**Task to carry out**
Write out the full listing again, exactly as it stands.

(Data entries)

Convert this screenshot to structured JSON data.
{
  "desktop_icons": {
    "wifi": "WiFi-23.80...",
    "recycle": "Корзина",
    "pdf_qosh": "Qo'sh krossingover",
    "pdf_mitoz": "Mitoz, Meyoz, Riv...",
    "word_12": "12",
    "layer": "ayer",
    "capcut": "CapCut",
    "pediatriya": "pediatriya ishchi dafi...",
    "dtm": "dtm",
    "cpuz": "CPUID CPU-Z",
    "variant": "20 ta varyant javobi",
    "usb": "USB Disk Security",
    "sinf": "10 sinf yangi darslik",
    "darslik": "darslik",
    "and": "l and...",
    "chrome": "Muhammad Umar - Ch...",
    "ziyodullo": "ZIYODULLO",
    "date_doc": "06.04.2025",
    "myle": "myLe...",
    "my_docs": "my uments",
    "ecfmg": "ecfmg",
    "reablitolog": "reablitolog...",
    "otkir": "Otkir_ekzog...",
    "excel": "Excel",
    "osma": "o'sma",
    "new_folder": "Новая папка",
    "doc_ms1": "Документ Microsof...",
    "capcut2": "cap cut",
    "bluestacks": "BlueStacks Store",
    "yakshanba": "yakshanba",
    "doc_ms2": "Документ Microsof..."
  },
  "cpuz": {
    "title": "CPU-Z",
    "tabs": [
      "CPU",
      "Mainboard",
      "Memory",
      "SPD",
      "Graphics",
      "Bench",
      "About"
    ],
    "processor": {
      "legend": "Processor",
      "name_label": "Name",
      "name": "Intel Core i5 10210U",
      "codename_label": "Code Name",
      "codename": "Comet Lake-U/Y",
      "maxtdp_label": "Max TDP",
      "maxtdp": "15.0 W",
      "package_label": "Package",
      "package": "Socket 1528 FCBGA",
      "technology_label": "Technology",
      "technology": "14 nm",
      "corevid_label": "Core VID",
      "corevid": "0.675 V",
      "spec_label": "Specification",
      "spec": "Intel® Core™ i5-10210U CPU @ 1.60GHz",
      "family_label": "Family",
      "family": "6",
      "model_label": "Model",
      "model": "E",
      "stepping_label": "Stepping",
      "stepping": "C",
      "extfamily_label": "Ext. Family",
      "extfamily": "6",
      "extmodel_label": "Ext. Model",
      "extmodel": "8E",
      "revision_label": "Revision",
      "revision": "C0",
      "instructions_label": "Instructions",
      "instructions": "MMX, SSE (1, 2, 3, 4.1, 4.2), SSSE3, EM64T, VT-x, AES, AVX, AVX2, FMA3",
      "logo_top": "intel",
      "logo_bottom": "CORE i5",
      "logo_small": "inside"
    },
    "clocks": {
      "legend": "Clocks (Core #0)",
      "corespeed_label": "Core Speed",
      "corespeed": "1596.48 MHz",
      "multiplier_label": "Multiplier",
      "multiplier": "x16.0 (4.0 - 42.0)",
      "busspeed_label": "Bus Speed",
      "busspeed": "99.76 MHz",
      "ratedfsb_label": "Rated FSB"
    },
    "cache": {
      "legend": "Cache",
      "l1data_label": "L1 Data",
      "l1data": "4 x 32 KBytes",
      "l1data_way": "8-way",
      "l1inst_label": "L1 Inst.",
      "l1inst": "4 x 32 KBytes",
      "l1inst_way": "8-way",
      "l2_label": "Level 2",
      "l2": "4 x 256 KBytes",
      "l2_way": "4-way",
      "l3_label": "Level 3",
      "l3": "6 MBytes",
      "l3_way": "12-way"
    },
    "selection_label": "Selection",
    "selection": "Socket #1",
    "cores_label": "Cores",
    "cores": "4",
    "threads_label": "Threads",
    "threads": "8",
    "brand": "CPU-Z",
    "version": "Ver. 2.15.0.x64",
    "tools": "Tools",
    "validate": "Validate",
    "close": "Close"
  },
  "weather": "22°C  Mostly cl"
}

**Response to the task**
Convert this screenshot to structured JSON data.
{
  "desktop_icons": {
    "wifi": "WiFi-23.80...",
    "recycle": "Корзина",
    "pdf_qosh": "Qo'sh krossingover",
    "pdf_mitoz": "Mitoz, Meyoz, Riv...",
    "word_12": "12",
    "layer": "ayer",
    "capcut": "CapCut",
    "pediatriya": "pediatriya ishchi dafi...",
    "dtm": "dtm",
    "cpuz": "CPUID CPU-Z",
    "variant": "20 ta varyant javobi",
    "usb": "USB Disk Security",
    "sinf": "10 sinf yangi darslik",
    "darslik": "darslik",
    "and": "l and...",
    "chrome": "Muhammad Umar - Ch...",
    "ziyodullo": "ZIYODULLO",
    "date_doc": "06.04.2025",
    "myle": "myLe...",
    "my_docs": "my uments",
    "ecfmg": "ecfmg",
    "reablitolog": "reablitolog...",
    "otkir": "Otkir_ekzog...",
    "excel": "Excel",
    "osma": "o'sma",
    "new_folder": "Новая папка",
    "doc_ms1": "Документ Microsof...",
    "capcut2": "cap cut",
    "bluestacks": "BlueStacks Store",
    "yakshanba": "yakshanba",
    "doc_ms2": "Документ Microsof..."
  },
  "cpuz": {
    "title": "CPU-Z",
    "tabs": [
      "CPU",
      "Mainboard",
      "Memory",
      "SPD",
      "Graphics",
      "Bench",
      "About"
    ],
    "processor": {
      "legend": "Processor",
      "name_label": "Name",
      "name": "Intel Core i5 10210U",
      "codename_label": "Code Name",
      "codename": "Comet Lake-U/Y",
      "maxtdp_label": "Max TDP",
      "maxtdp": "15.0 W",
      "package_label": "Package",
      "package": "Socket 1528 FCBGA",
      "technology_label": "Technology",
      "technology": "14 nm",
      "corevid_label": "Core VID",
      "corevid": "0.675 V",
      "spec_label": "Specification",
      "spec": "Intel® Core™ i5-10210U CPU @ 1.60GHz",
      "family_label": "Family",
      "family": "6",
      "model_label": "Model",
      "model": "E",
      "stepping_label": "Stepping",
      "stepping": "C",
      "extfamily_label": "Ext. Family",
      "extfamily": "6",
      "extmodel_label": "Ext. Model",
      "extmodel": "8E",
      "revision_label": "Revision",
      "revision": "C0",
      "instructions_label": "Instructions",
      "instructions": "MMX, SSE (1, 2, 3, 4.1, 4.2), SSSE3, EM64T, VT-x, AES, AVX, AVX2, FMA3",
      "logo_top": "intel",
      "logo_bottom": "CORE i5",
      "logo_small": "inside"
    },
    "clocks": {
      "legend": "Clocks (Core #0)",
      "corespeed_label": "Core Speed",
      "corespeed": "1596.48 MHz",
      "multiplier_label": "Multiplier",
      "multiplier": "x16.0 (4.0 - 42.0)",
      "busspeed_label": "Bus Speed",
      "busspeed": "99.76 MHz",
      "ratedfsb_label": "Rated FSB"
    },
    "cache": {
      "legend": "Cache",
      "l1data_label": "L1 Data",
      "l1data": "4 x 32 KBytes",
      "l1data_way": "8-way",
      "l1inst_label": "L1 Inst.",
      "l1inst": "4 x 32 KBytes",
      "l1inst_way": "8-way",
      "l2_label": "Level 2",
      "l2": "4 x 256 KBytes",
      "l2_way": "4-way",
      "l3_label": "Level 3",
      "l3": "6 MBytes",
      "l3_way": "12-way"
    },
    "selection_label": "Selection",
    "selection": "Socket #1",
    "cores_label": "Cores",
    "cores": "4",
    "threads_label": "Threads",
    "threads": "8",
    "brand": "CPU-Z",
    "version": "Ver. 2.15.0.x64",
    "tools": "Tools",
    "validate": "Validate",
    "close": "Close"
  },
  "weather": "22°C  Mostly cl"
}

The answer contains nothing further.